▸ **What you need to do**
Determine the number of lines that have the string "Players" in them, and give only that number.

[START]

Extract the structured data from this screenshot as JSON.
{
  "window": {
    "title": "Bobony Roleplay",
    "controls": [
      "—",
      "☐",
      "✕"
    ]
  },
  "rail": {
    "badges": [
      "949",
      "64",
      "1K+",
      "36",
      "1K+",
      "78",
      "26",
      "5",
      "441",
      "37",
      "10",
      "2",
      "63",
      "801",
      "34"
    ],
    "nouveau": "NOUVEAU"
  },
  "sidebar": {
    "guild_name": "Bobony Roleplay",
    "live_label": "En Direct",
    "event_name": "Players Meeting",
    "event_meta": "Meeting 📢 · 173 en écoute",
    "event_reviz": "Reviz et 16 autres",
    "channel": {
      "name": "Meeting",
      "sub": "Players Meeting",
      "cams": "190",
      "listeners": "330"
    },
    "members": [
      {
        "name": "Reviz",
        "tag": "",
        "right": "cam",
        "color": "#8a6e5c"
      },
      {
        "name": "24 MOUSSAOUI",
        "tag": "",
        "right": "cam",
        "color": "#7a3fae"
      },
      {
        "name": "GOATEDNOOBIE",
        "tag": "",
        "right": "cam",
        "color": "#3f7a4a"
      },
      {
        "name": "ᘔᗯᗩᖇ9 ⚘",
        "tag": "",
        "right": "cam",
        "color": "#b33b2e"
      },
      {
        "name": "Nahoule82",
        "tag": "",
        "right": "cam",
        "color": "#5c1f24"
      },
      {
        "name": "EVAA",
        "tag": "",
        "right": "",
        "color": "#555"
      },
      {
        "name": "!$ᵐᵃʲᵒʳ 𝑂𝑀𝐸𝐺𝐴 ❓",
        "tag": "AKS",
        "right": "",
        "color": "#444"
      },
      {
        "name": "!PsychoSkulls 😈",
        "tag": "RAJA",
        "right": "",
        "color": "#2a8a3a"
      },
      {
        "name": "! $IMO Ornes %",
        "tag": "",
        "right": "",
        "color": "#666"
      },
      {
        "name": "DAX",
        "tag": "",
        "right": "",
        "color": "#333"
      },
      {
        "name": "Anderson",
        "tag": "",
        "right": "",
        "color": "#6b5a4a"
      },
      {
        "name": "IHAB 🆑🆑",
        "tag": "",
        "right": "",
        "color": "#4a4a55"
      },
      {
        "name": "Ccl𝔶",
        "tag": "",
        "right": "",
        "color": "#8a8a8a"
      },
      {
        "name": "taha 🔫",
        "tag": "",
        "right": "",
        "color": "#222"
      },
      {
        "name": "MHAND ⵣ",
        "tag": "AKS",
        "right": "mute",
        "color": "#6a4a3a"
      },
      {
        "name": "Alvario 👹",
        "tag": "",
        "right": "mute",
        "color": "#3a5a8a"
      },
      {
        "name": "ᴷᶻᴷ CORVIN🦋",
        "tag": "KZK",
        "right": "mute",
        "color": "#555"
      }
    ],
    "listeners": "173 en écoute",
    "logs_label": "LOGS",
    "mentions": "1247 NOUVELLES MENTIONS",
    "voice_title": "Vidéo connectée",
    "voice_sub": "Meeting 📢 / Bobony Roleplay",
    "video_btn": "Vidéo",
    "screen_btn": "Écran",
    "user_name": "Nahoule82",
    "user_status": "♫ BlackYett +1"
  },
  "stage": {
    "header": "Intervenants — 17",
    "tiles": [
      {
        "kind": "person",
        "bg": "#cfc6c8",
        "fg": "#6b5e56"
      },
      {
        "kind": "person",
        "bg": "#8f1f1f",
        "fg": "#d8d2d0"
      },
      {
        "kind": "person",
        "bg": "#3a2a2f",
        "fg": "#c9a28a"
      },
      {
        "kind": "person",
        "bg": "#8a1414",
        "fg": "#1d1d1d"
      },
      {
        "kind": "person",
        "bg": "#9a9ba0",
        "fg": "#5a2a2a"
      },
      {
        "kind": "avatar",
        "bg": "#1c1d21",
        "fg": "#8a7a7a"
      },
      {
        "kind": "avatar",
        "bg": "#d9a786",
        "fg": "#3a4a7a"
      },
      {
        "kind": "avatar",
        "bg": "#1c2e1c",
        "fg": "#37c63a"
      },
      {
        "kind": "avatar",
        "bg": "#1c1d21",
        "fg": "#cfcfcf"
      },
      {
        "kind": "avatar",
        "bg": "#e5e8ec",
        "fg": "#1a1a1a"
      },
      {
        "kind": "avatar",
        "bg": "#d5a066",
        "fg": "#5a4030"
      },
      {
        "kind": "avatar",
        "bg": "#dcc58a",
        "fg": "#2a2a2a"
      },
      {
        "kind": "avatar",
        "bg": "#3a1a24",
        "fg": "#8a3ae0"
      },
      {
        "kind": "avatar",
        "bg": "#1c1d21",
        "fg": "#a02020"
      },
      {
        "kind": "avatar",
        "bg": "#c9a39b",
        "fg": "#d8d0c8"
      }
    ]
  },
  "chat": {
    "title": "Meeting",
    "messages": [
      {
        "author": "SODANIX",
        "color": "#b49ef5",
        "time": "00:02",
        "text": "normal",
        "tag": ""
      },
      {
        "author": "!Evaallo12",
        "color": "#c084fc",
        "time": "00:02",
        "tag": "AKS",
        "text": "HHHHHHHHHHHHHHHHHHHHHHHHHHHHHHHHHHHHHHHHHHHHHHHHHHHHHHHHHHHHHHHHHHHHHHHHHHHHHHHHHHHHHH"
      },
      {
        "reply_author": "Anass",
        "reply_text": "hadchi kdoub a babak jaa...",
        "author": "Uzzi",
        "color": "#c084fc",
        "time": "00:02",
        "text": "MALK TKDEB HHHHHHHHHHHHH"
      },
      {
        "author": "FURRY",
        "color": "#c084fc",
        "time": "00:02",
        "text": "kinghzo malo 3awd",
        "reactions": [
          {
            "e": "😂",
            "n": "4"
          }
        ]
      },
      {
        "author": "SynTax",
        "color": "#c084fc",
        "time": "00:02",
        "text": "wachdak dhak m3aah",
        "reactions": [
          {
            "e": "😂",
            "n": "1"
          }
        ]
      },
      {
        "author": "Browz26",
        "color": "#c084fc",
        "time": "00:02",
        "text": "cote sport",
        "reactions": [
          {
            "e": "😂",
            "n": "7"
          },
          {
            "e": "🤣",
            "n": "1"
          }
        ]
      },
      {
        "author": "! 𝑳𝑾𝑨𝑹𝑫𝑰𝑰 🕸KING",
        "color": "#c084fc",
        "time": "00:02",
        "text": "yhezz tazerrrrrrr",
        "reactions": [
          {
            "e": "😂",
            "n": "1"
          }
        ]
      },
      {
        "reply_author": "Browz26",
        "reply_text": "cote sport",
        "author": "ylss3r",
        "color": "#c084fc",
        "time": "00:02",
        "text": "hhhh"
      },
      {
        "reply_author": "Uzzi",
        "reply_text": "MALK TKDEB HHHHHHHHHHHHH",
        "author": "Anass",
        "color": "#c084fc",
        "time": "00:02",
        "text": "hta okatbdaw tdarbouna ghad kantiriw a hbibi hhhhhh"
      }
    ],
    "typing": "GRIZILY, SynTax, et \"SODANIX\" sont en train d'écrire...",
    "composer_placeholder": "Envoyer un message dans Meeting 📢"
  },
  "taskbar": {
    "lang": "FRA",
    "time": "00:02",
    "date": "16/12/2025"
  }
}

[END]

▸ **Finished exercise**
2